## Selected excerpt
..............................

Geopolitics Takes the Wheel: Iran Tensions Back in Focus
When oil nudges toward $70 a barrel on military posturing, investors should sit up and pay attention.
That is exactly what happened Thursday. Reports surfaced - first via The Wall Street Journal - that the United States has assembled the largest military air presence in the Middle East since the 2003 invasion of Iraq, positioned within striking distance of Iran. The market did not need further convincing: WTI crude jumped nearly 2%, its highest level since the summer of 2025.
The context here matters. Just days earlier, both sides had been sitting across a negotiating table discussing Iran's nuclear program, initial reactions were described as cautiously positive. That diplomatic tone evaporated quickly.
Price Futures Group flagged $70 per barrel as a critical warning level for potential military action, and analysts at Capital Economics went a step further: should Iran's oil infrastructure be damaged, prices could surge $10–$30 above current levels.
In a worst-case scenario involving a blockade of the Strait of Hormuz - through which roughly 20% of global oil supply passes - prices could spike toward $100 per barrel.
An extended conflict scenario would be inflationary, would pressure the Fed to stay hawkish longer, and would broadly reprice risk assets. I wouldn't call it a base case, but it absolutely warrants a place in your scenario planning, especially if you're underweight energy.
Deere & Company: The Cycle Is Turning
Deere & Company (DE | +11.58%) was the unambiguous standout of the session, closing up 11.6% at $662.00. That kind of move in a large-cap industrial stock does not happen without a compelling narrative and Thursday's narrative was a convincing one.
The company reported Q1 revenue (November–January) of $9.6 billion, a 13% increase that came in ahead of estimates, while earnings per share of $2.42 beat the consensus forecast of $2.05, even as it declined from the $3.19 posted in the year-ago period.
The EPS decline reflects real headwinds: higher import tariffs, elevated manufacturing costs, and an unfavorable product mix. In fact, the large agricultural equipment division - which typically carries the highest margins - saw its segment profit collapse by 59%, with revenue growing only 3.1%. That is an uncomfortable data point that the market is currently willing to overlook.
What lit the fuse was CEO John May's forward guidance. Full-year net income is now projected at $4.5–$5.0 billion, up from the November forecast of $4.0–$4.75 billion, and above the analyst consensus of $4.5 billion. More importantly, May declared that the agricultural market is approaching its cyclical bottom, a bold statement that implies the worst is behind the sector. The company is already acting on that conviction, calling hundreds of workers back to its Iowa factories.
I view this as one of the more credible cycle-bottom calls I've seen in a while. Deere's order book gives it visibility that most companies don't have, and management doesn't typically get out ahead of the data recklessly.

..............................

## Given problem 1
Can you update the rows between the lines holding "status-time: 7:07 (10, 9, 39, 25)" and "status-bar: 7:07 ✱ ◠ ▮ 37% (0, 0, 400, 34)", inclusive, so that "app-icon" becomes "tray-icon" and nothing else changes?

..............................

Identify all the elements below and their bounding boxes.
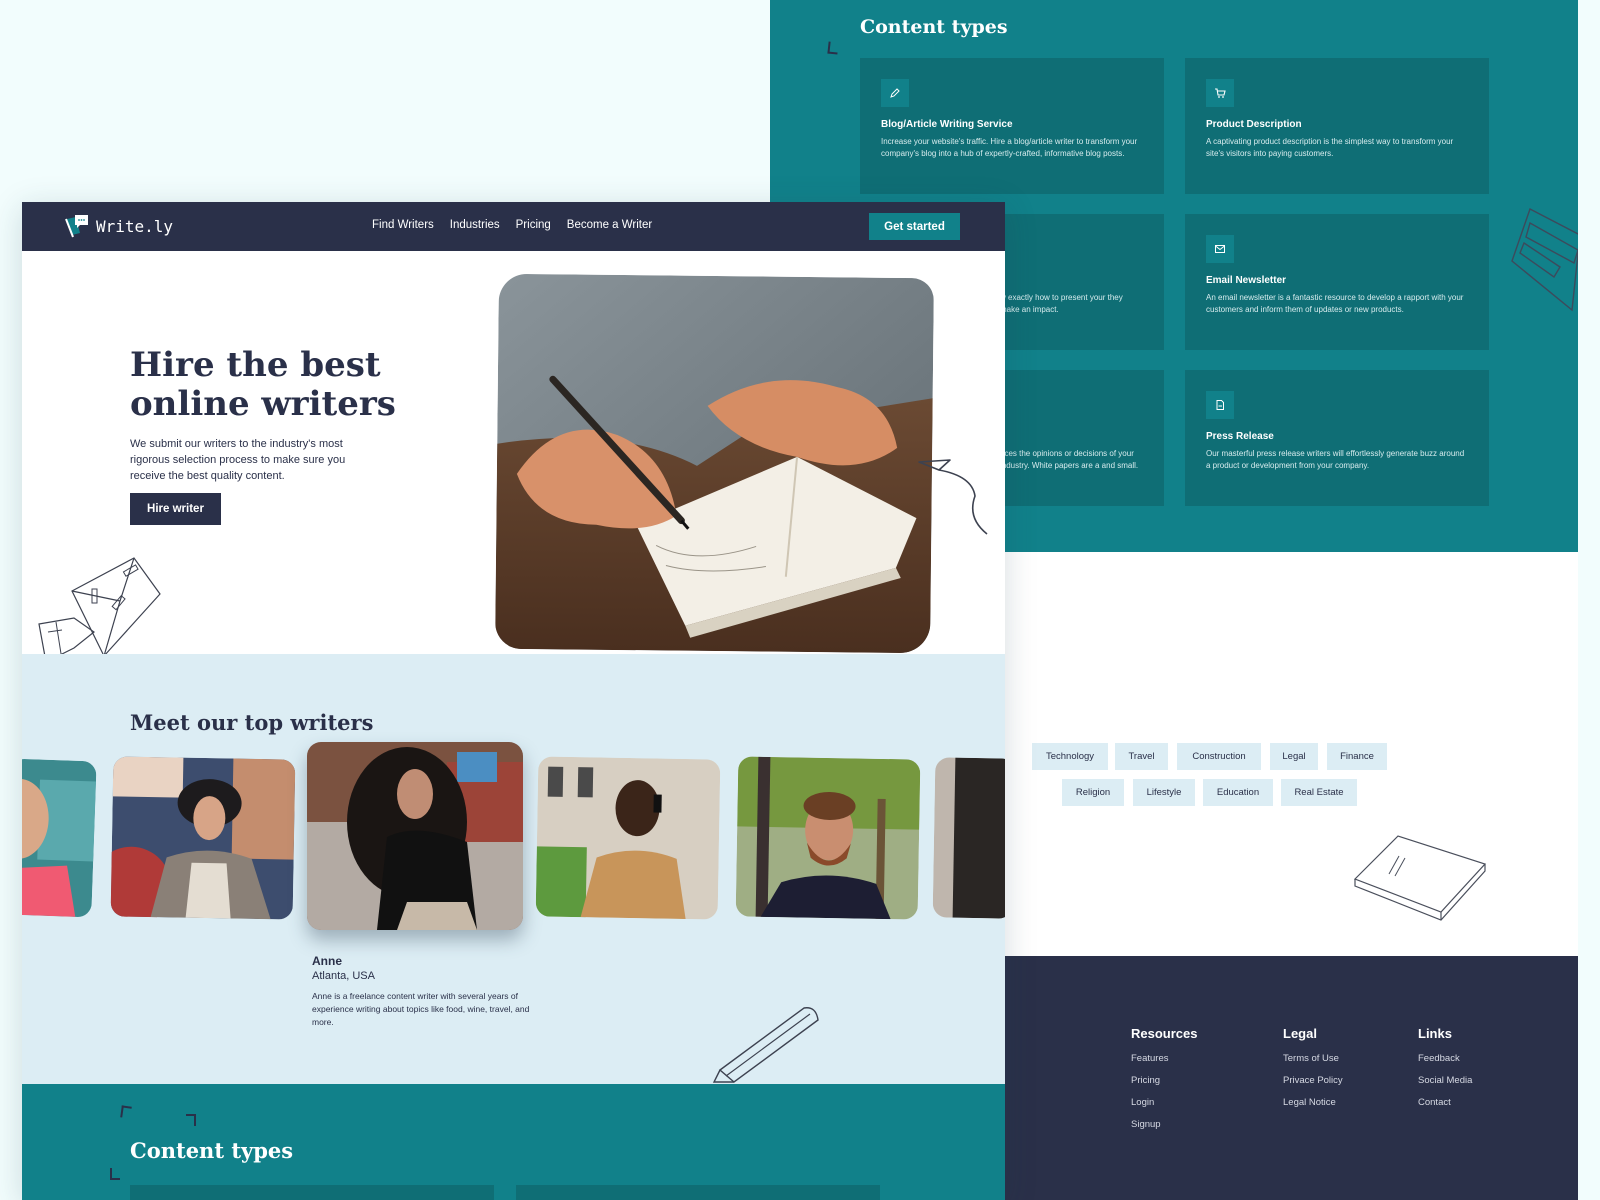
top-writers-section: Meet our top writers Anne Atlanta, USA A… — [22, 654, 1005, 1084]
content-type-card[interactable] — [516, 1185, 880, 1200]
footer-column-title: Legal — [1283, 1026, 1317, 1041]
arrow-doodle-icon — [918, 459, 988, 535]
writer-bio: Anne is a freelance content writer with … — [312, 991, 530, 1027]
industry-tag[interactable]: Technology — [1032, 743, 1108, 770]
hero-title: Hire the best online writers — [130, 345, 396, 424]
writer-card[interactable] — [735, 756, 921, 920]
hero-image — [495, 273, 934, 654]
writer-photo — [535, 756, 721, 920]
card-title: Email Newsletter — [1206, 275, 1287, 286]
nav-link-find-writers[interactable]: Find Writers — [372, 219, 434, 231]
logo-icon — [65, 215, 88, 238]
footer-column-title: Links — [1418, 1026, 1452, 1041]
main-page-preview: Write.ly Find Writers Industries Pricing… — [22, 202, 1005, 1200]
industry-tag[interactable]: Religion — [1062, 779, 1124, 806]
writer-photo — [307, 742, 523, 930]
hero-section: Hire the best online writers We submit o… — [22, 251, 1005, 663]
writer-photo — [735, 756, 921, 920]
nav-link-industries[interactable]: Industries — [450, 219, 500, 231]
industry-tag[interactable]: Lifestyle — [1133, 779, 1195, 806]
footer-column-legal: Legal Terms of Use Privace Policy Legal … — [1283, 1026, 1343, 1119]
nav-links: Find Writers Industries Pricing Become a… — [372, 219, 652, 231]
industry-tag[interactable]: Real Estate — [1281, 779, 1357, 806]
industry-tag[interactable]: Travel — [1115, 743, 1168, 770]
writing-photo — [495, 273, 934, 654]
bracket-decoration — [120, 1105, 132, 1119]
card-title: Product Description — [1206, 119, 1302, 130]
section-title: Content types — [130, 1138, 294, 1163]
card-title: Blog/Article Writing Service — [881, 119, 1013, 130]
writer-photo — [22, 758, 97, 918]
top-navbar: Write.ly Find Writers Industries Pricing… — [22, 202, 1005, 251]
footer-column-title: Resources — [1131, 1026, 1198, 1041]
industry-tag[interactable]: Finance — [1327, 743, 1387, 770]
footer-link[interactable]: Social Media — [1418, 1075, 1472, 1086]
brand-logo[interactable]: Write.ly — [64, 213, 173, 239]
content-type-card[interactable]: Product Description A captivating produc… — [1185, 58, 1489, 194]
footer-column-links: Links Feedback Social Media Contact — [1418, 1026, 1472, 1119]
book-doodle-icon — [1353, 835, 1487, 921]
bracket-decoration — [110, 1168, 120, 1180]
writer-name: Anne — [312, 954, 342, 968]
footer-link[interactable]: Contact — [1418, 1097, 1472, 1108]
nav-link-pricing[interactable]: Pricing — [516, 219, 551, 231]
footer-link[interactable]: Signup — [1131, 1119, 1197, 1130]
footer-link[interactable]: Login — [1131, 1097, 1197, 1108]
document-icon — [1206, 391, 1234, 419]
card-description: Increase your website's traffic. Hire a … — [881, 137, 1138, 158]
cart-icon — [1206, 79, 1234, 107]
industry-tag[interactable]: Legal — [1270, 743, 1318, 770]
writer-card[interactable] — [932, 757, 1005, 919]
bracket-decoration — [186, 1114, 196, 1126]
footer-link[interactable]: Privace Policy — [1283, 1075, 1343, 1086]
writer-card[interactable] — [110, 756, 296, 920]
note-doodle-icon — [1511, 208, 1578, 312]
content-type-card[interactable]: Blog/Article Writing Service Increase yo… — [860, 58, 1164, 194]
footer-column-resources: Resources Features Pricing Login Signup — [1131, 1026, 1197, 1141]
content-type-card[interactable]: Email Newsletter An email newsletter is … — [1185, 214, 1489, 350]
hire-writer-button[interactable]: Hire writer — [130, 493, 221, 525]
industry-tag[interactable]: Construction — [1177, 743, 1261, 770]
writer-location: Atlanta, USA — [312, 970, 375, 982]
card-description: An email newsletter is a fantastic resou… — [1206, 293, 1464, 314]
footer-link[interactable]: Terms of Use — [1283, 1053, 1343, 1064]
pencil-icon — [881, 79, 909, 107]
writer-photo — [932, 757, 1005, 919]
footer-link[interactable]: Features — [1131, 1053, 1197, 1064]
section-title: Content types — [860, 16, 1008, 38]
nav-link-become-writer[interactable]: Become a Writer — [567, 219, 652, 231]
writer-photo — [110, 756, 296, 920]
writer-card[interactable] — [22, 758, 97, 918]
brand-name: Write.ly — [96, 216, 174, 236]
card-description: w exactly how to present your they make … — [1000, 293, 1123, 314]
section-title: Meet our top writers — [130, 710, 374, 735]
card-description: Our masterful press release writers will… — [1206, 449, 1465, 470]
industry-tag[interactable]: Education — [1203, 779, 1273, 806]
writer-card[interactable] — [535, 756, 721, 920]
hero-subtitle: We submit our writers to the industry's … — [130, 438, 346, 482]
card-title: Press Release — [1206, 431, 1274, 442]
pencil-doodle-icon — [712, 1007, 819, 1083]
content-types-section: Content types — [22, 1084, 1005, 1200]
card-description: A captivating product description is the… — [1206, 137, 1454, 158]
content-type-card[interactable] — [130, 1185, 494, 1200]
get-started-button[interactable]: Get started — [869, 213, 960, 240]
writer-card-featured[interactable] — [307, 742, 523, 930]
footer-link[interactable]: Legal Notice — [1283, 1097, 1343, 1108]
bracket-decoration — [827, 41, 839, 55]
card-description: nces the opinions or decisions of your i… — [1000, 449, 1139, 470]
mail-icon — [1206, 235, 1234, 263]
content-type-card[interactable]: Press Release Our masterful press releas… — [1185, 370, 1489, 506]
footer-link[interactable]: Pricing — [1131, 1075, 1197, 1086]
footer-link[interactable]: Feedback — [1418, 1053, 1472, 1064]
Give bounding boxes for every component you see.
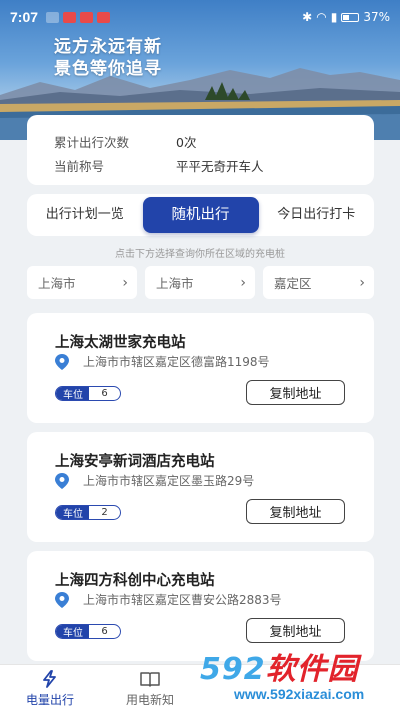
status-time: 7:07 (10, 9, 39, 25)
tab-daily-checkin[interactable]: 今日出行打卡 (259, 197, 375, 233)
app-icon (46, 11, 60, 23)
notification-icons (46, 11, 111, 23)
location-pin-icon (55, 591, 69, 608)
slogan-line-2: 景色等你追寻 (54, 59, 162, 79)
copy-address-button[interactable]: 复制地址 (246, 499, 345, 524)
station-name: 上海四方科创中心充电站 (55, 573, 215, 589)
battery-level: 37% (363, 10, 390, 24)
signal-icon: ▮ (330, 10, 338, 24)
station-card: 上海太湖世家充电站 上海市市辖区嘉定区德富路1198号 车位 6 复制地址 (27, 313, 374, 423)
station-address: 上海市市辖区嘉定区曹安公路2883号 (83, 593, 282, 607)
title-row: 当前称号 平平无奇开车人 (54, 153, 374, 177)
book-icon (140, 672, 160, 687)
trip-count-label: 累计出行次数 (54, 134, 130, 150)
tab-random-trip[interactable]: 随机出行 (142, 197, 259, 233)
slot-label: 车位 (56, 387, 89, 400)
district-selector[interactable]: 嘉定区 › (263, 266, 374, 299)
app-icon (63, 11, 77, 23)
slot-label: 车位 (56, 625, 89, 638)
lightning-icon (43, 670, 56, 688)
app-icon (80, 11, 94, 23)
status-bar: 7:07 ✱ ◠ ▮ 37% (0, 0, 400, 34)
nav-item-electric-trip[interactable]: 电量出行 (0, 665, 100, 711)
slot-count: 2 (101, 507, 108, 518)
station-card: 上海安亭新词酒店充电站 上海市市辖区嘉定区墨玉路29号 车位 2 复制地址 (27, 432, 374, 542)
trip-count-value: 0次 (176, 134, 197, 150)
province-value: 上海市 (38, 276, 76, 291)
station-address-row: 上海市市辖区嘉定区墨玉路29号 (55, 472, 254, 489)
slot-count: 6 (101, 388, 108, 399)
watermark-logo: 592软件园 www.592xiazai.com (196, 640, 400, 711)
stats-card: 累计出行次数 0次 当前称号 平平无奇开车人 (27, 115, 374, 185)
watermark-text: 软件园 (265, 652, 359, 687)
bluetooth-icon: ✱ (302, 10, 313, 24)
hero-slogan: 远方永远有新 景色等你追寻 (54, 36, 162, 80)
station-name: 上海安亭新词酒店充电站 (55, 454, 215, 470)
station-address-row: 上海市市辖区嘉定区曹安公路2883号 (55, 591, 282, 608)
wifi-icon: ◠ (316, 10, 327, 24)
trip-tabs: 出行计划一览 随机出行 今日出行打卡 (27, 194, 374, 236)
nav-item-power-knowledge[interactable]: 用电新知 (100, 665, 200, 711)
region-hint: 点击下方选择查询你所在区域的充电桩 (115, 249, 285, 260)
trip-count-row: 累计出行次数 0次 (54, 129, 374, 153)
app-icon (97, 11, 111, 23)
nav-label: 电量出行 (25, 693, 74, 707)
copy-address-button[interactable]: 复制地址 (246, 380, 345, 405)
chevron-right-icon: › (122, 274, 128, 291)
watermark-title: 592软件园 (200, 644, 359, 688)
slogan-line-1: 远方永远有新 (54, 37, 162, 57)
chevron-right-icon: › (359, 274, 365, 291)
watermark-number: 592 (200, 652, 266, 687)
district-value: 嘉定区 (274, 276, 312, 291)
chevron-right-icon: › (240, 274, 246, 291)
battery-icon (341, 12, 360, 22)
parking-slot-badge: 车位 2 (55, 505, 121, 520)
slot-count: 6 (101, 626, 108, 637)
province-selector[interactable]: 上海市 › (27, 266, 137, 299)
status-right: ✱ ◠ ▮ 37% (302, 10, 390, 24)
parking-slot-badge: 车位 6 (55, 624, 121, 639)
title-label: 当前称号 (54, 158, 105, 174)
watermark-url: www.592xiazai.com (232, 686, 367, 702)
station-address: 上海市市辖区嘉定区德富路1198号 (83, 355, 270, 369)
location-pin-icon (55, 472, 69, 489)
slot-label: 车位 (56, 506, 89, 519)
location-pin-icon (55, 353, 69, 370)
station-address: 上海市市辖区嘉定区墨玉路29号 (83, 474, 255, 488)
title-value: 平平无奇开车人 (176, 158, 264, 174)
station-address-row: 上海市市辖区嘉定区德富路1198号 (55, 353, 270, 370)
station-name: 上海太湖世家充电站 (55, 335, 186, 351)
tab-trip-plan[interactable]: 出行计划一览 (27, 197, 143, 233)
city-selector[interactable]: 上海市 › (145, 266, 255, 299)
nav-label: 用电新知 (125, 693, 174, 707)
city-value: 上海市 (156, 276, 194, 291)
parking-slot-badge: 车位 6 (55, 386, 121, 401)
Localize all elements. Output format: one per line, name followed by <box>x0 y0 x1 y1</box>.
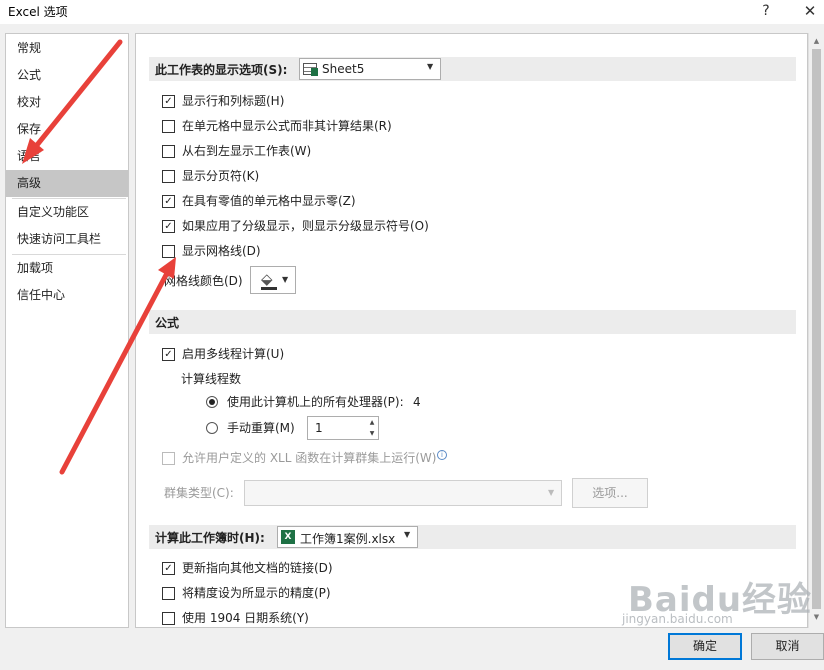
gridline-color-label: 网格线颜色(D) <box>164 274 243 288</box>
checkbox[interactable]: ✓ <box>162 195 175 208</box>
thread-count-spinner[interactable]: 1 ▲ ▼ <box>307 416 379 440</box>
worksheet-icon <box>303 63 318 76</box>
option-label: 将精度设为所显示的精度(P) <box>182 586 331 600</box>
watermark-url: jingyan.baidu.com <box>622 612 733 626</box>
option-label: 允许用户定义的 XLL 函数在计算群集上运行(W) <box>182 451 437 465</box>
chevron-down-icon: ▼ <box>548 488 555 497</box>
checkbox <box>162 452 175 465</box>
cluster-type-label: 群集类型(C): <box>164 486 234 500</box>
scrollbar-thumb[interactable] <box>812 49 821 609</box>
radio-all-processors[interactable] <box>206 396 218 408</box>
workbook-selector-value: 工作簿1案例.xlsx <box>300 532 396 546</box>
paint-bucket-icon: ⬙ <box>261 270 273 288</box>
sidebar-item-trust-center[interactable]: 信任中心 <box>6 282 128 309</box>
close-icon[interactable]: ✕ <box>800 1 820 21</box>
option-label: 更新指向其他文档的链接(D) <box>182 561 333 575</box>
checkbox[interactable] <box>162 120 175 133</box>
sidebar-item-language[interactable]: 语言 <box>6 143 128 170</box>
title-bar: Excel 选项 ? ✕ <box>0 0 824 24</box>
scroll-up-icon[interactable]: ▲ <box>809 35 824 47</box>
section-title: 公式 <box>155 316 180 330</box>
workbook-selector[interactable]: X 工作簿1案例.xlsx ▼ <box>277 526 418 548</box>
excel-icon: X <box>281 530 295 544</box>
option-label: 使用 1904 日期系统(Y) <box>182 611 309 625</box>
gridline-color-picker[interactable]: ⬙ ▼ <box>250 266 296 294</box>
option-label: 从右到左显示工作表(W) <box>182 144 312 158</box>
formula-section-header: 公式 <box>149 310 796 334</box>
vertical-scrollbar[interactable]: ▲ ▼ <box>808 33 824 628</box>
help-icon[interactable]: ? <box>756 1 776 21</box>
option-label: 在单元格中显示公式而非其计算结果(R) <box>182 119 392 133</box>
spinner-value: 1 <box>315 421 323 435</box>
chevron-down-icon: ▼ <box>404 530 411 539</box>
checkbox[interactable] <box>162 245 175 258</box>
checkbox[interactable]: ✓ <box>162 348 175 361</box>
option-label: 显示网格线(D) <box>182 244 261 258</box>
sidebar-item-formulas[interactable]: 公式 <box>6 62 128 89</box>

..............................

## Given problem 2
Can you take the market commentary on Iran tensions and Deere further, picking up after its final sentence?

## Task answer 1
status-time: 7:07 (10, 9, 39, 25)
tab-daily-checkin[interactable]: 今日出行打卡 (259, 197, 375, 233)
tray-icon (46, 11, 60, 23)
notification-icons (46, 11, 111, 23)
location-pin-icon (55, 591, 69, 608)
slogan-line-2: 景色等你追寻 (54, 59, 162, 79)
copy-address-button[interactable]: 复制地址 (246, 499, 345, 524)
station-name: 上海四方科创中心充电站 (55, 573, 215, 589)
battery-level: 37% (363, 10, 390, 24)
signal-icon: ▮ (330, 10, 338, 24)
station-card: 上海太湖世家充电站 上海市市辖区嘉定区德富路1198号 车位 6 复制地址 (27, 313, 374, 423)
station-address: 上海市市辖区嘉定区曹安公路2883号 (83, 593, 282, 607)
title-row: 当前称号 平平无奇开车人 (54, 153, 374, 177)
book-icon (140, 672, 160, 687)
trip-count-label: 累计出行次数 (54, 134, 130, 150)
tab-random-trip[interactable]: 随机出行 (142, 197, 259, 233)
slot-label: 车位 (56, 387, 89, 400)
district-selector[interactable]: 嘉定区 › (263, 266, 374, 299)
tray-icon (63, 11, 77, 23)
slot-label: 车位 (56, 625, 89, 638)
lightning-icon (43, 670, 56, 688)
tray-icon (80, 11, 94, 23)
status-bar: 7:07 ✱ ◠ ▮ 37% (0, 0, 400, 34)

## Task answer 2
The contrast with competitor CNH Industrial (CNH | +2.45%) - which is still flagging recovery in 2027 - is notable. For long-term investors, Deere at these levels offers an early-innings entry into a probable agricultural upcycle.
Walmart: Solid Numbers, Cautious Tone
Walmart (WMT | -1.38%) reported strong fourth-quarter results, comparable sales up 4.6% against a 4.3% consensus, with EPS of $0.74 beating the $0.73 estimate.
E-commerce grew an impressive 27%, well above the 20% analysts had penciled in, and advertising and membership revenues contributed nearly a third of operating profit. Yet the stock closed down 1.38% at $124.87.
The disconnect came from guidance.
For the current fiscal year, new CEO John Furner's team projected EPS of $2.75–$2.85, meaningfully below the Street's $2.97 target. Net sales growth is pegged at 3.5–4.5%, versus the 5% consensus. CFO John David Rainey acknowledged directly that the company had deliberately chosen to be conservative, a well-established Walmart tradition of setting a low bar to clear later in the year.
What stood out to me from the investor call was a pointed observation from Furner: upper-income households (above $100,000/year) remain resilient spenders, while lower-income consumers continue to feel financial stress. This bifurcation - what economists are calling a 'K-shaped' recovery - is not new, but Walmart's data gives it credibility.
The retailer's AI-powered shopping assistant is also proving its worth: customers who engage with it spend more per session than the average shopper.
My take: the guidance miss is mostly noise. Walmart's structural advantages - scale, supply chain, and a rapidly maturing ad and fintech business - remain intact. Analysts like DA Davidson's Michael Baker view any weakness as a buying opportunity. I'm inclined to agree.
eBay Acquires Depop: Chasing Gen Z
eBay (EBAY | +3.13%) had its own story to tell.
The company posted Q4 revenue of $3.0 billion - a 15% jump - with EPS of $1.41 against a $1.35 consensus. Total gross merchandise volume climbed 10% to $21.2 billion, and active buyers reached 135 million. Q1 guidance of ~$3 billion in revenue came in above the analyst estimate of $2.79 billion. The stock added 3.1%.
The deal that caught my eye, though, was eBay's acquisition of Depop - the secondhand fashion marketplace - from Etsy (ETSY | +9.28%) for $1.2 billion in cash. Depop has 7 million active buyers, roughly 90% of whom are under 34.
This is a deliberate Gen Z play, and a smart one: eBay has struggled to shed its reputation as a platform for older demographics. Depop plugs that gap without disturbing the core marketplace.
For Etsy, the deal is equally strategic, the proceeds presumably go toward shoring up its balance sheet and refocusing on its core handmade goods marketplace. The market agreed: Etsy surged on the news, one of Thursday's strongest performers.
Occidental Surges; Klarna Craters
Occidental Petroleum (OXY | +9.38%) was the energy sector's bright spot, climbing 9.4% after reporting Q4 profit ahead of expectations and - critically - announcing that 2026 capital expenditures would come in at $5.5–$5.9 billion, well below the $6.5 billion analysts had forecast.
In the current environment, capital discipline reads as a virtue, and the market rewarded it accordingly. With geopolitical tensions potentially driving oil prices higher, OXY's leverage to crude prices looks increasingly attractive.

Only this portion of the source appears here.